**The input**

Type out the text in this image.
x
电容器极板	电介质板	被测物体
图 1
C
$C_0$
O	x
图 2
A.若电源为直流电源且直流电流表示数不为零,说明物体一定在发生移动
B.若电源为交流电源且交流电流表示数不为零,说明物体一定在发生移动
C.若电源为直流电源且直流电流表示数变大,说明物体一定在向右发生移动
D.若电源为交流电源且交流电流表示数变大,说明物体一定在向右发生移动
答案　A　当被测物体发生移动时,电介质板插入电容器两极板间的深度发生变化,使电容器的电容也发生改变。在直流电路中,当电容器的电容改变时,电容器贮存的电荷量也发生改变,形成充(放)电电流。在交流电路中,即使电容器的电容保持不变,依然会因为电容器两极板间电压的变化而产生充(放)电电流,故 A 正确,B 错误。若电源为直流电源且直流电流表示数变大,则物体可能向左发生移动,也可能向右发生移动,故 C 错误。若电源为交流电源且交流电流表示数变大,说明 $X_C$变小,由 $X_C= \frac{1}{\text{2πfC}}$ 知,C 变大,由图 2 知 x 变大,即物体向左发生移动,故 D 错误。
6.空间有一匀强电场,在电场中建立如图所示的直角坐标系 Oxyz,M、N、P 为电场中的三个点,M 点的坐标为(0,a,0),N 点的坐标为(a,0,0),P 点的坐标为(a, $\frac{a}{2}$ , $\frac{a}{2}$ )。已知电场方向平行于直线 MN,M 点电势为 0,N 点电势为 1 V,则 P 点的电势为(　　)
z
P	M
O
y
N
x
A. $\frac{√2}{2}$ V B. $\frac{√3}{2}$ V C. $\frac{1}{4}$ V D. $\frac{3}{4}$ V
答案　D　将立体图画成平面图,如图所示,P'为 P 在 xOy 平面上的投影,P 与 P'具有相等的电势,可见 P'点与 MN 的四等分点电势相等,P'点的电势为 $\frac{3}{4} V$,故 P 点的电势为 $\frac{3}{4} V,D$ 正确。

**Exercise prompt**
Report how many lines in the entries hold the string "frac". Nothing but the number is wanted.

**Answer for the task**
4